Transcribe the records that follow. Keep every word exactly, and drop the pictures.

**Task input**
[BEGIN]

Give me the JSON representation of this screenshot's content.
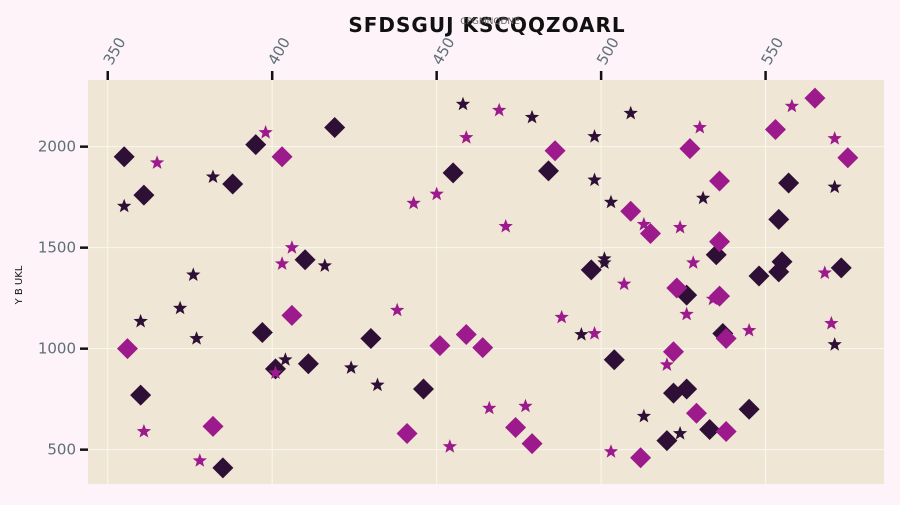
{
  "chart_data": {
    "type": "scatter",
    "title": "SFDSGUJ KSCQQZOARL",
    "subtitle": "CPGMNQDNE",
    "xlabel": "",
    "ylabel": "Y B UKL",
    "x_axis_position": "top",
    "xlim": [
      344,
      586
    ],
    "ylim": [
      330,
      2330
    ],
    "x_ticks": [
      350,
      400,
      450,
      500,
      550
    ],
    "y_ticks": [
      500,
      1000,
      1500,
      2000
    ],
    "grid": true,
    "colors": {
      "page_background": "#fdf3f8",
      "plot_background": "#efe6d6",
      "grid": "#fbf7ef",
      "dark": "#2e0f35",
      "magenta": "#9c1a8c"
    },
    "series": [
      {
        "marker": "diamond",
        "color": "#2e0f35",
        "points": [
          [
            355,
            1950
          ],
          [
            360,
            770
          ],
          [
            361,
            1760
          ],
          [
            385,
            410
          ],
          [
            388,
            1815
          ],
          [
            395,
            2010
          ],
          [
            397,
            1080
          ],
          [
            401,
            900
          ],
          [
            410,
            1440
          ],
          [
            411,
            925
          ],
          [
            419,
            2095
          ],
          [
            430,
            1050
          ],
          [
            446,
            800
          ],
          [
            455,
            1870
          ],
          [
            484,
            1880
          ],
          [
            497,
            1390
          ],
          [
            504,
            945
          ],
          [
            520,
            545
          ],
          [
            522,
            780
          ],
          [
            526,
            800
          ],
          [
            526,
            1265
          ],
          [
            533,
            600
          ],
          [
            535,
            1465
          ],
          [
            537,
            1075
          ],
          [
            545,
            700
          ],
          [
            548,
            1360
          ],
          [
            554,
            1640
          ],
          [
            554,
            1380
          ],
          [
            555,
            1430
          ],
          [
            557,
            1820
          ],
          [
            573,
            1400
          ]
        ]
      },
      {
        "marker": "diamond",
        "color": "#9c1a8c",
        "points": [
          [
            356,
            1000
          ],
          [
            382,
            615
          ],
          [
            403,
            1950
          ],
          [
            406,
            1165
          ],
          [
            441,
            580
          ],
          [
            451,
            1015
          ],
          [
            459,
            1070
          ],
          [
            464,
            1005
          ],
          [
            474,
            610
          ],
          [
            479,
            530
          ],
          [
            486,
            1980
          ],
          [
            509,
            1680
          ],
          [
            512,
            460
          ],
          [
            515,
            1570
          ],
          [
            522,
            985
          ],
          [
            523,
            1300
          ],
          [
            527,
            1990
          ],
          [
            529,
            680
          ],
          [
            536,
            1830
          ],
          [
            536,
            1260
          ],
          [
            536,
            1530
          ],
          [
            538,
            590
          ],
          [
            538,
            1050
          ],
          [
            553,
            2085
          ],
          [
            565,
            2240
          ],
          [
            575,
            1945
          ]
        ]
      },
      {
        "marker": "star",
        "color": "#2e0f35",
        "points": [
          [
            355,
            1705
          ],
          [
            360,
            1135
          ],
          [
            372,
            1200
          ],
          [
            376,
            1365
          ],
          [
            377,
            1050
          ],
          [
            382,
            1850
          ],
          [
            404,
            945
          ],
          [
            416,
            1410
          ],
          [
            424,
            905
          ],
          [
            432,
            820
          ],
          [
            458,
            2210
          ],
          [
            479,
            2145
          ],
          [
            494,
            1070
          ],
          [
            498,
            2050
          ],
          [
            498,
            1835
          ],
          [
            501,
            1445
          ],
          [
            501,
            1425
          ],
          [
            503,
            1725
          ],
          [
            509,
            2165
          ],
          [
            513,
            665
          ],
          [
            524,
            580
          ],
          [
            531,
            1745
          ],
          [
            571,
            1800
          ],
          [
            571,
            1020
          ]
        ]
      },
      {
        "marker": "star",
        "color": "#9c1a8c",
        "points": [
          [
            361,
            590
          ],
          [
            365,
            1920
          ],
          [
            378,
            445
          ],
          [
            398,
            2070
          ],
          [
            401,
            880
          ],
          [
            403,
            1420
          ],
          [
            406,
            1500
          ],
          [
            438,
            1190
          ],
          [
            443,
            1720
          ],
          [
            450,
            1765
          ],
          [
            454,
            515
          ],
          [
            459,
            2045
          ],
          [
            466,
            705
          ],
          [
            469,
            2180
          ],
          [
            471,
            1605
          ],
          [
            477,
            715
          ],
          [
            488,
            1155
          ],
          [
            498,
            1075
          ],
          [
            503,
            490
          ],
          [
            507,
            1320
          ],
          [
            513,
            1615
          ],
          [
            520,
            920
          ],
          [
            524,
            1600
          ],
          [
            526,
            1170
          ],
          [
            528,
            1425
          ],
          [
            530,
            2095
          ],
          [
            534,
            1245
          ],
          [
            545,
            1090
          ],
          [
            558,
            2200
          ],
          [
            568,
            1375
          ],
          [
            570,
            1125
          ],
          [
            571,
            2040
          ]
        ]
      }
    ]
  }
}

[END]

**Task result**
Give me the JSON representation of this screenshot's content.
{
  "chart_data": {
    "type": "scatter",
    "title": "SFDSGUJ KSCQQZOARL",
    "subtitle": "CPGMNQDNE",
    "xlabel": "",
    "ylabel": "Y B UKL",
    "x_axis_position": "top",
    "xlim": [
      344,
      586
    ],
    "ylim": [
      330,
      2330
    ],
    "x_ticks": [
      350,
      400,
      450,
      500,
      550
    ],
    "y_ticks": [
      500,
      1000,
      1500,
      2000
    ],
    "grid": true,
    "colors": {
      "page_background": "#fdf3f8",
      "plot_background": "#efe6d6",
      "grid": "#fbf7ef",
      "dark": "#2e0f35",
      "magenta": "#9c1a8c"
    },
    "series": [
      {
        "marker": "diamond",
        "color": "#2e0f35",
        "points": [
          [
            355,
            1950
          ],
          [
            360,
            770
          ],
          [
            361,
            1760
          ],
          [
            385,
            410
          ],
          [
            388,
            1815
          ],
          [
            395,
            2010
          ],
          [
            397,
            1080
          ],
          [
            401,
            900
          ],
          [
            410,
            1440
          ],
          [
            411,
            925
          ],
          [
            419,
            2095
          ],
          [
            430,
            1050
          ],
          [
            446,
            800
          ],
          [
            455,
            1870
          ],
          [
            484,
            1880
          ],
          [
            497,
            1390
          ],
          [
            504,
            945
          ],
          [
            520,
            545
          ],
          [
            522,
            780
          ],
          [
            526,
            800
          ],
          [
            526,
            1265
          ],
          [
            533,
            600
          ],
          [
            535,
            1465
          ],
          [
            537,
            1075
          ],
          [
            545,
            700
          ],
          [
            548,
            1360
          ],
          [
            554,
            1640
          ],
          [
            554,
            1380
          ],
          [
            555,
            1430
          ],
          [
            557,
            1820
          ],
          [
            573,
            1400
          ]
        ]
      },
      {
        "marker": "diamond",
        "color": "#9c1a8c",
        "points": [
          [
            356,
            1000
          ],
          [
            382,
            615
          ],
          [
            403,
            1950
          ],
          [
            406,
            1165
          ],
          [
            441,
            580
          ],
          [
            451,
            1015
          ],
          [
            459,
            1070
          ],
          [
            464,
            1005
          ],
          [
            474,
            610
          ],
          [
            479,
            530
          ],
          [
            486,
            1980
          ],
          [
            509,
            1680
          ],
          [
            512,
            460
          ],
          [
            515,
            1570
          ],
          [
            522,
            985
          ],
          [
            523,
            1300
          ],
          [
            527,
            1990
          ],
          [
            529,
            680
          ],
          [
            536,
            1830
          ],
          [
            536,
            1260
          ],
          [
            536,
            1530
          ],
          [
            538,
            590
          ],
          [
            538,
            1050
          ],
          [
            553,
            2085
          ],
          [
            565,
            2240
          ],
          [
            575,
            1945
          ]
        ]
      },
      {
        "marker": "star",
        "color": "#2e0f35",
        "points": [
          [
            355,
            1705
          ],
          [
            360,
            1135
          ],
          [
            372,
            1200
          ],
          [
            376,
            1365
          ],
          [
            377,
            1050
          ],
          [
            382,
            1850
          ],
          [
            404,
            945
          ],
          [
            416,
            1410
          ],
          [
            424,
            905
          ],
          [
            432,
            820
          ],
          [
            458,
            2210
          ],
          [
            479,
            2145
          ],
          [
            494,
            1070
          ],
          [
            498,
            2050
          ],
          [
            498,
            1835
          ],
          [
            501,
            1445
          ],
          [
            501,
            1425
          ],
          [
            503,
            1725
          ],
          [
            509,
            2165
          ],
          [
            513,
            665
          ],
          [
            524,
            580
          ],
          [
            531,
            1745
          ],
          [
            571,
            1800
          ],
          [
            571,
            1020
          ]
        ]
      },
      {
        "marker": "star",
        "color": "#9c1a8c",
        "points": [
          [
            361,
            590
          ],
          [
            365,
            1920
          ],
          [
            378,
            445
          ],
          [
            398,
            2070
          ],
          [
            401,
            880
          ],
          [
            403,
            1420
          ],
          [
            406,
            1500
          ],
          [
            438,
            1190
          ],
          [
            443,
            1720
          ],
          [
            450,
            1765
          ],
          [
            454,
            515
          ],
          [
            459,
            2045
          ],
          [
            466,
            705
          ],
          [
            469,
            2180
          ],
          [
            471,
            1605
          ],
          [
            477,
            715
          ],
          [
            488,
            1155
          ],
          [
            498,
            1075
          ],
          [
            503,
            490
          ],
          [
            507,
            1320
          ],
          [
            513,
            1615
          ],
          [
            520,
            920
          ],
          [
            524,
            1600
          ],
          [
            526,
            1170
          ],
          [
            528,
            1425
          ],
          [
            530,
            2095
          ],
          [
            534,
            1245
          ],
          [
            545,
            1090
          ],
          [
            558,
            2200
          ],
          [
            568,
            1375
          ],
          [
            570,
            1125
          ],
          [
            571,
            2040
          ]
        ]
      }
    ]
  }
}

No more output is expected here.